◆ PROBLEM
What you return should match every record exactly, with the images removed.

-- START OF DATA SUPPLIED --

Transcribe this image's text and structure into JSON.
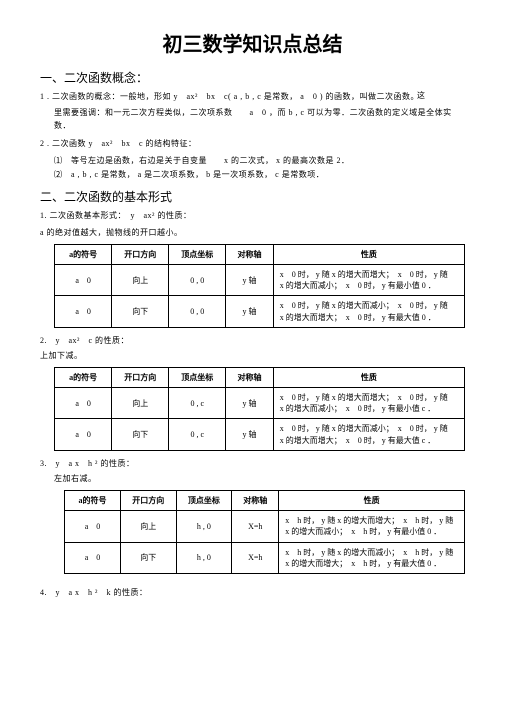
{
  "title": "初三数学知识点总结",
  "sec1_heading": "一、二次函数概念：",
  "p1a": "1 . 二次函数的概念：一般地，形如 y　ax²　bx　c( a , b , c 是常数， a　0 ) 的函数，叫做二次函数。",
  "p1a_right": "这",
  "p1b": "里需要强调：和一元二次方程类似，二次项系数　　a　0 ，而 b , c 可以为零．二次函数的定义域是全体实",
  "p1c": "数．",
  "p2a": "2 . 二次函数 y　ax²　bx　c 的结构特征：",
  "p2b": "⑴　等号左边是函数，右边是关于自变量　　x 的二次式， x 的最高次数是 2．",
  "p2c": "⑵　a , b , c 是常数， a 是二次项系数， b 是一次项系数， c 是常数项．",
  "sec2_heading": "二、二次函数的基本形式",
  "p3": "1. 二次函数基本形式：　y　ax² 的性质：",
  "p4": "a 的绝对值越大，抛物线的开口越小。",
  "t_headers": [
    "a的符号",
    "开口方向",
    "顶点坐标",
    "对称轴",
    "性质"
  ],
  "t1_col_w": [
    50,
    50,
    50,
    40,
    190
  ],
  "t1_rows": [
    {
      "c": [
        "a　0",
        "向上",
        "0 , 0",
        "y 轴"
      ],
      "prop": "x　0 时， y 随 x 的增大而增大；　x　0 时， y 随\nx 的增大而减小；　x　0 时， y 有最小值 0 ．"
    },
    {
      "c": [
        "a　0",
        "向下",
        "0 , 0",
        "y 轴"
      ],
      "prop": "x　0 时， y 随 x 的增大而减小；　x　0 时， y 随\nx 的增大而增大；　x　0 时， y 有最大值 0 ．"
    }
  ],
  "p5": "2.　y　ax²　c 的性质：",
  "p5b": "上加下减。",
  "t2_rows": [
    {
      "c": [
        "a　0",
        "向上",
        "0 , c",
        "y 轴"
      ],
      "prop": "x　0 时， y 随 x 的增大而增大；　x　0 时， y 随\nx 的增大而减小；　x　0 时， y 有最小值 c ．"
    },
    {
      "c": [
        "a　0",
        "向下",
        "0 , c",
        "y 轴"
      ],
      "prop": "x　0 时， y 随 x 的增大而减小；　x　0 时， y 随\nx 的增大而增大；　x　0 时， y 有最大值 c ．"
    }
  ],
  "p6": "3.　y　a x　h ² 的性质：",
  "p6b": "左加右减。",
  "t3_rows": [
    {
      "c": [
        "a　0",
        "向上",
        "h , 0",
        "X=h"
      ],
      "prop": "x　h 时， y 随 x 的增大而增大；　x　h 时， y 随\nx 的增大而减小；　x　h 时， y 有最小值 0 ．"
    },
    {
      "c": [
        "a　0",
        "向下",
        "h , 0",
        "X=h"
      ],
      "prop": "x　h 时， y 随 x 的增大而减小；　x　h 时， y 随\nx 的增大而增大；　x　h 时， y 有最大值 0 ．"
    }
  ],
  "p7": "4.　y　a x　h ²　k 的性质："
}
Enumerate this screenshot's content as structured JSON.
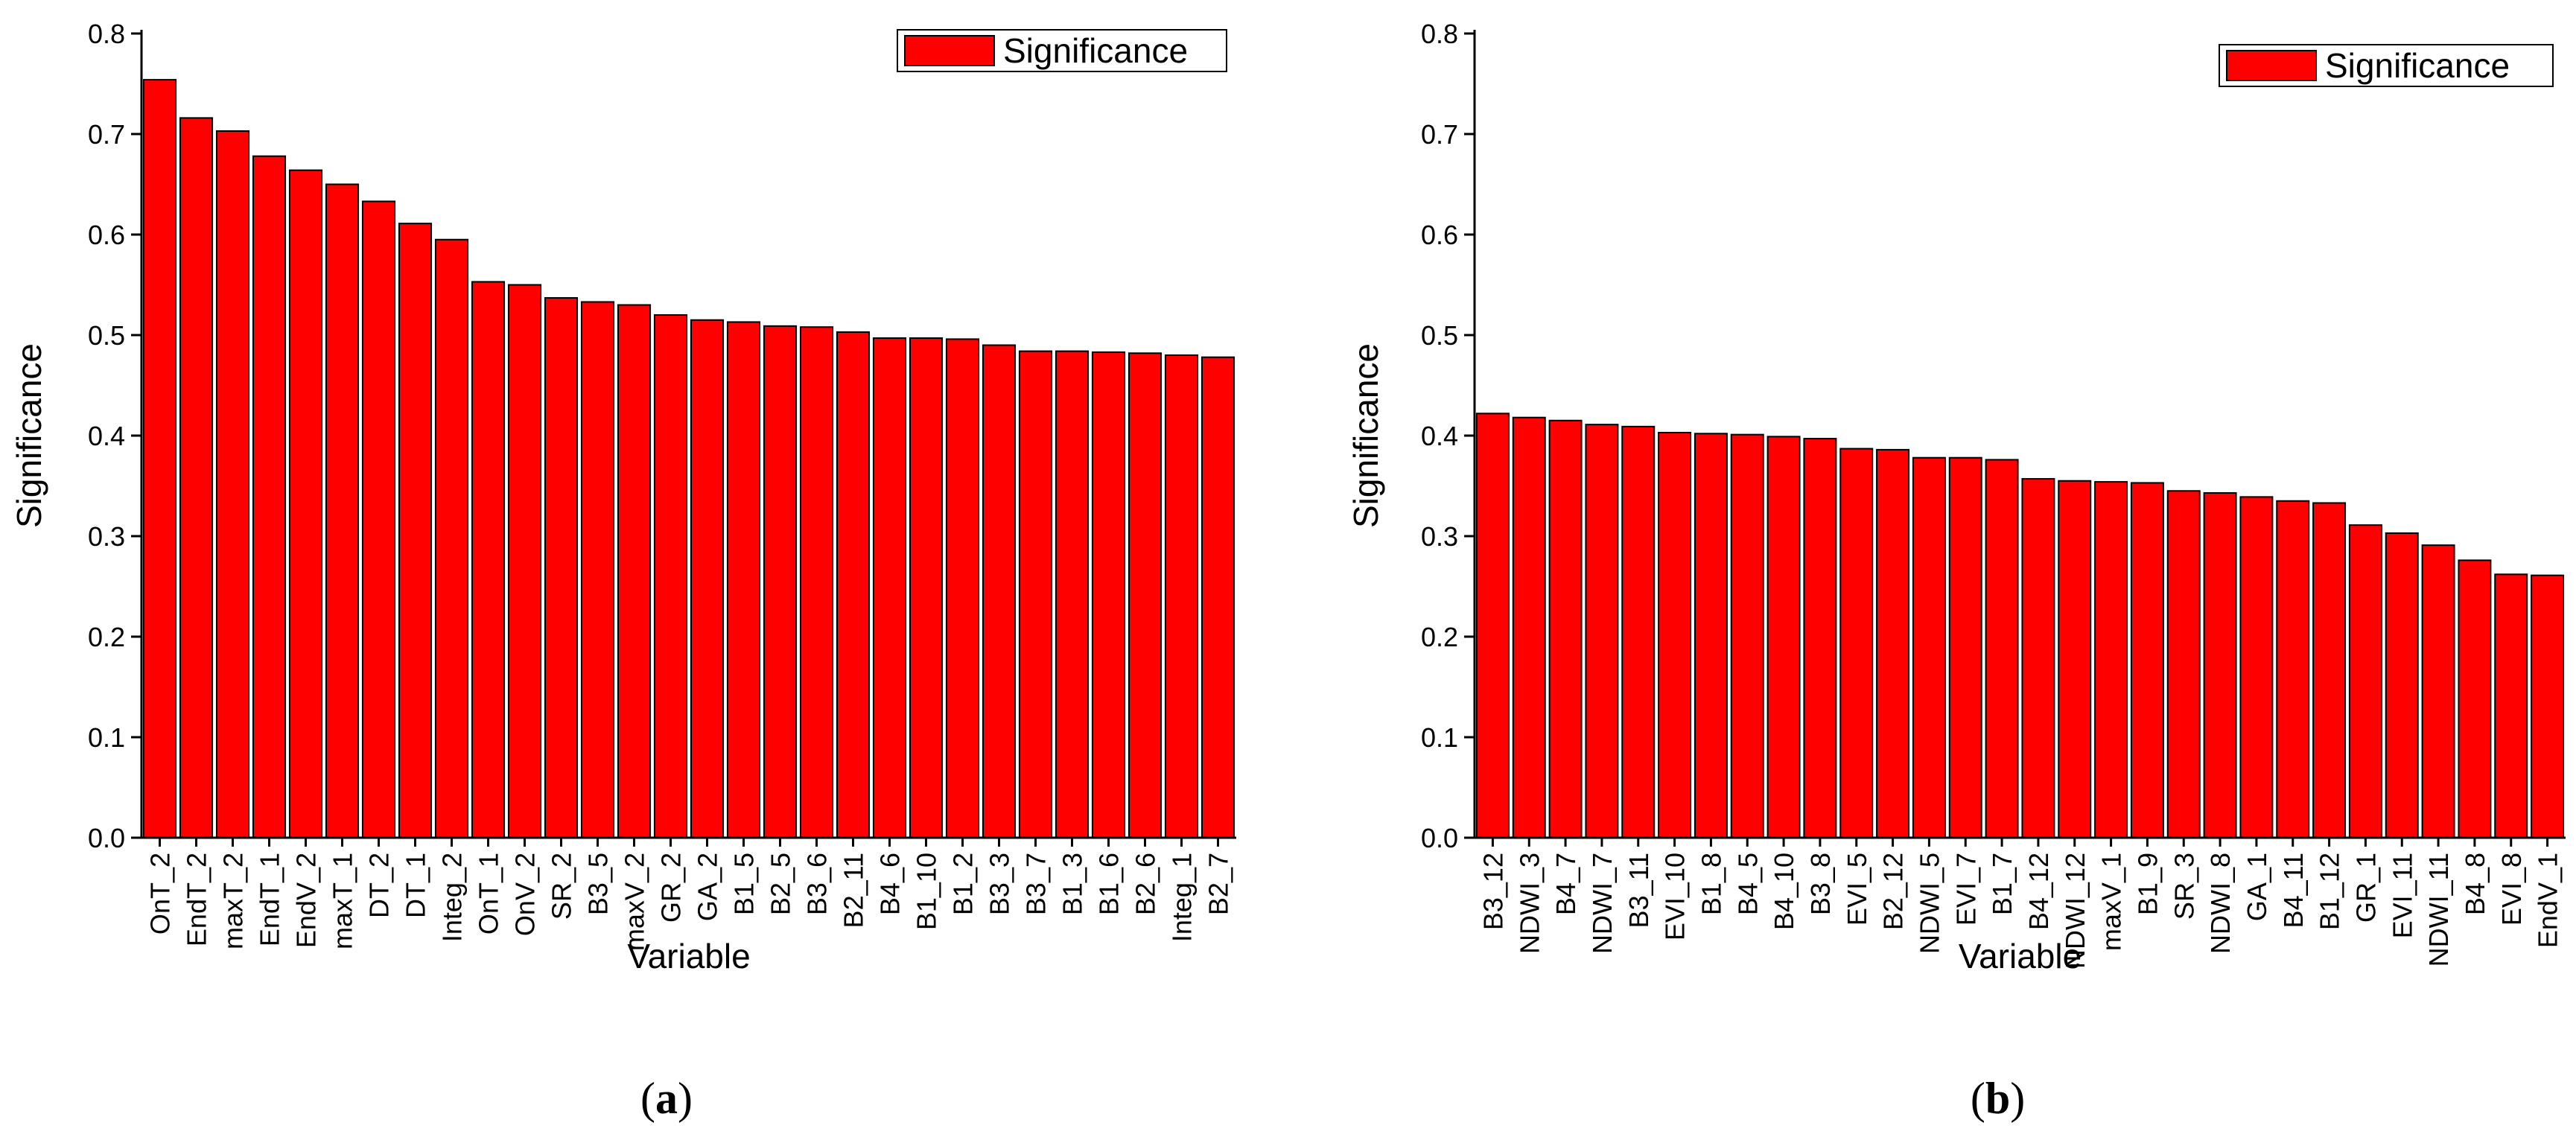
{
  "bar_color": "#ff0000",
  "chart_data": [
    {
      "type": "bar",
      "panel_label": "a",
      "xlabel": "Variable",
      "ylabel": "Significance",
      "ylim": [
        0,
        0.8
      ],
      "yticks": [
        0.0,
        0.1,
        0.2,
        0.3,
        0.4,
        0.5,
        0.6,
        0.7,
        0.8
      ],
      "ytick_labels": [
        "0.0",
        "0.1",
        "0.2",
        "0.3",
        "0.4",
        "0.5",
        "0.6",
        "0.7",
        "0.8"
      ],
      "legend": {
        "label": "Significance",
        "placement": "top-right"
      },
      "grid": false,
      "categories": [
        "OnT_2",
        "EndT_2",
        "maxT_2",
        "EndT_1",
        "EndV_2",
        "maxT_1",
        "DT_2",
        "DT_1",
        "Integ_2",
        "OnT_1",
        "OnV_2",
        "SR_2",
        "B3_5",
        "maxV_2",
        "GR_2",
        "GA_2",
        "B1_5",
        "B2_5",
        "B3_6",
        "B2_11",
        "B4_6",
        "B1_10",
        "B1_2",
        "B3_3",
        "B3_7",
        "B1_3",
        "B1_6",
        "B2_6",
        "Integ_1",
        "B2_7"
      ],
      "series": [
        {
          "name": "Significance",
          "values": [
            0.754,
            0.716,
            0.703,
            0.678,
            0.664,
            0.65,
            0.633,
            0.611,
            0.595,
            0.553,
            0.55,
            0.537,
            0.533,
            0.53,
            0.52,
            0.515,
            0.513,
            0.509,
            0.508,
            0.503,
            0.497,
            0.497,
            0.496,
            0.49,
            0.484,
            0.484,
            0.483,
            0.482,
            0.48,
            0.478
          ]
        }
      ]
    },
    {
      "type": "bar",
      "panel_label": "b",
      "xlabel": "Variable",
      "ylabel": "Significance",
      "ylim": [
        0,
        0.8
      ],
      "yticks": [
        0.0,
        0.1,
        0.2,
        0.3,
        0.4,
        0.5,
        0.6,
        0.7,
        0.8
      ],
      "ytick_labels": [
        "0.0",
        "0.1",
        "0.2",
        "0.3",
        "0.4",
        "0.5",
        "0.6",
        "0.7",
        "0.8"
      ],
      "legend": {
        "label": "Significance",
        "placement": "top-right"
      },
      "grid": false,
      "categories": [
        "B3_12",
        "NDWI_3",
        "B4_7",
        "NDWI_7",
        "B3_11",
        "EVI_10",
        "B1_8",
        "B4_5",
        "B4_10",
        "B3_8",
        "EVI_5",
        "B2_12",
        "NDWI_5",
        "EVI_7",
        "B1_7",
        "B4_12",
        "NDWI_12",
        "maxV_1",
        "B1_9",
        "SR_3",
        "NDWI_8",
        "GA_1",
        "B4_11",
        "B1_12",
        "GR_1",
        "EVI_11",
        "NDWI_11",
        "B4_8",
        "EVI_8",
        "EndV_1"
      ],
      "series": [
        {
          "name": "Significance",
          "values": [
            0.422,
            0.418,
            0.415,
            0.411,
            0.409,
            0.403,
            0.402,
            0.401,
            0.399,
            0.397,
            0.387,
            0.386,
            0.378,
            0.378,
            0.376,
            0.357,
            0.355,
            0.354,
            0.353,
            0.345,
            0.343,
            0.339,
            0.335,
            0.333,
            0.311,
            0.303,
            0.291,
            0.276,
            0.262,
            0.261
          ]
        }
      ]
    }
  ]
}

-- END OF DATA SUPPLIED --

◆ RESPONSE TO THIS EXERCISE
Transcribe this image's text and structure into JSON.
{
  "title": "初三数学知识点总结",
  "sec1_heading": "一、二次函数概念：",
  "p1a": "1 . 二次函数的概念：一般地，形如 y　ax²　bx　c( a , b , c 是常数， a　0 ) 的函数，叫做二次函数。",
  "p1a_right": "这",
  "p1b": "里需要强调：和一元二次方程类似，二次项系数　　a　0 ，而 b , c 可以为零．二次函数的定义域是全体实",
  "p1c": "数．",
  "p2a": "2 . 二次函数 y　ax²　bx　c 的结构特征：",
  "p2b": "⑴　等号左边是函数，右边是关于自变量　　x 的二次式， x 的最高次数是 2．",
  "p2c": "⑵　a , b , c 是常数， a 是二次项系数， b 是一次项系数， c 是常数项．",
  "sec2_heading": "二、二次函数的基本形式",
  "p3": "1. 二次函数基本形式：　y　ax² 的性质：",
  "p4": "a 的绝对值越大，抛物线的开口越小。",
  "t_headers": [
    "a的符号",
    "开口方向",
    "顶点坐标",
    "对称轴",
    "性质"
  ],
  "t1_col_w": [
    50,
    50,
    50,
    40,
    190
  ],
  "t1_rows": [
    {
      "c": [
        "a　0",
        "向上",
        "0 , 0",
        "y 轴"
      ],
      "prop": "x　0 时， y 随 x 的增大而增大；　x　0 时， y 随\nx 的增大而减小；　x　0 时， y 有最小值 0 ．"
    },
    {
      "c": [
        "a　0",
        "向下",
        "0 , 0",
        "y 轴"
      ],
      "prop": "x　0 时， y 随 x 的增大而减小；　x　0 时， y 随\nx 的增大而增大；　x　0 时， y 有最大值 0 ．"
    }
  ],
  "p5": "2.　y　ax²　c 的性质：",
  "p5b": "上加下减。",
  "t2_rows": [
    {
      "c": [
        "a　0",
        "向上",
        "0 , c",
        "y 轴"
      ],
      "prop": "x　0 时， y 随 x 的增大而增大；　x　0 时， y 随\nx 的增大而减小；　x　0 时， y 有最小值 c ．"
    },
    {
      "c": [
        "a　0",
        "向下",
        "0 , c",
        "y 轴"
      ],
      "prop": "x　0 时， y 随 x 的增大而减小；　x　0 时， y 随\nx 的增大而增大；　x　0 时， y 有最大值 c ．"
    }
  ],
  "p6": "3.　y　a x　h ² 的性质：",
  "p6b": "左加右减。",
  "t3_rows": [
    {
      "c": [
        "a　0",
        "向上",
        "h , 0",
        "X=h"
      ],
      "prop": "x　h 时， y 随 x 的增大而增大；　x　h 时， y 随\nx 的增大而减小；　x　h 时， y 有最小值 0 ．"
    },
    {
      "c": [
        "a　0",
        "向下",
        "h , 0",
        "X=h"
      ],
      "prop": "x　h 时， y 随 x 的增大而减小；　x　h 时， y 随\nx 的增大而增大；　x　h 时， y 有最大值 0 ．"
    }
  ],
  "p7": "4.　y　a x　h ²　k 的性质："
}
Enumerate this screenshot's content as structured JSON.
{
  "bar_color": "#ff0000",
  "chart_data": [
    {
      "type": "bar",
      "panel_label": "a",
      "xlabel": "Variable",
      "ylabel": "Significance",
      "ylim": [
        0,
        0.8
      ],
      "yticks": [
        0.0,
        0.1,
        0.2,
        0.3,
        0.4,
        0.5,
        0.6,
        0.7,
        0.8
      ],
      "ytick_labels": [
        "0.0",
        "0.1",
        "0.2",
        "0.3",
        "0.4",
        "0.5",
        "0.6",
        "0.7",
        "0.8"
      ],
      "legend": {
        "label": "Significance",
        "placement": "top-right"
      },
      "grid": false,
      "categories": [
        "OnT_2",
        "EndT_2",
        "maxT_2",
        "EndT_1",
        "EndV_2",
        "maxT_1",
        "DT_2",
        "DT_1",
        "Integ_2",
        "OnT_1",
        "OnV_2",
        "SR_2",
        "B3_5",
        "maxV_2",
        "GR_2",
        "GA_2",
        "B1_5",
        "B2_5",
        "B3_6",
        "B2_11",
        "B4_6",
        "B1_10",
        "B1_2",
        "B3_3",
        "B3_7",
        "B1_3",
        "B1_6",
        "B2_6",
        "Integ_1",
        "B2_7"
      ],
      "series": [
        {
          "name": "Significance",
          "values": [
            0.754,
            0.716,
            0.703,
            0.678,
            0.664,
            0.65,
            0.633,
            0.611,
            0.595,
            0.553,
            0.55,
            0.537,
            0.533,
            0.53,
            0.52,
            0.515,
            0.513,
            0.509,
            0.508,
            0.503,
            0.497,
            0.497,
            0.496,
            0.49,
            0.484,
            0.484,
            0.483,
            0.482,
            0.48,
            0.478
          ]
        }
      ]
    },
    {
      "type": "bar",
      "panel_label": "b",
      "xlabel": "Variable",
      "ylabel": "Significance",
      "ylim": [
        0,
        0.8
      ],
      "yticks": [
        0.0,
        0.1,
        0.2,
        0.3,
        0.4,
        0.5,
        0.6,
        0.7,
        0.8
      ],
      "ytick_labels": [
        "0.0",
        "0.1",
        "0.2",
        "0.3",
        "0.4",
        "0.5",
        "0.6",
        "0.7",
        "0.8"
      ],
      "legend": {
        "label": "Significance",
        "placement": "top-right"
      },
      "grid": false,
      "categories": [
        "B3_12",
        "NDWI_3",
        "B4_7",
        "NDWI_7",
        "B3_11",
        "EVI_10",
        "B1_8",
        "B4_5",
        "B4_10",
        "B3_8",
        "EVI_5",
        "B2_12",
        "NDWI_5",
        "EVI_7",
        "B1_7",
        "B4_12",
        "NDWI_12",
        "maxV_1",
        "B1_9",
        "SR_3",
        "NDWI_8",
        "GA_1",
        "B4_11",
        "B1_12",
        "GR_1",
        "EVI_11",
        "NDWI_11",
        "B4_8",
        "EVI_8",
        "EndV_1"
      ],
      "series": [
        {
          "name": "Significance",
          "values": [
            0.422,
            0.418,
            0.415,
            0.411,
            0.409,
            0.403,
            0.402,
            0.401,
            0.399,
            0.397,
            0.387,
            0.386,
            0.378,
            0.378,
            0.376,
            0.357,
            0.355,
            0.354,
            0.353,
            0.345,
            0.343,
            0.339,
            0.335,
            0.333,
            0.311,
            0.303,
            0.291,
            0.276,
            0.262,
            0.261
          ]
        }
      ]
    }
  ]
}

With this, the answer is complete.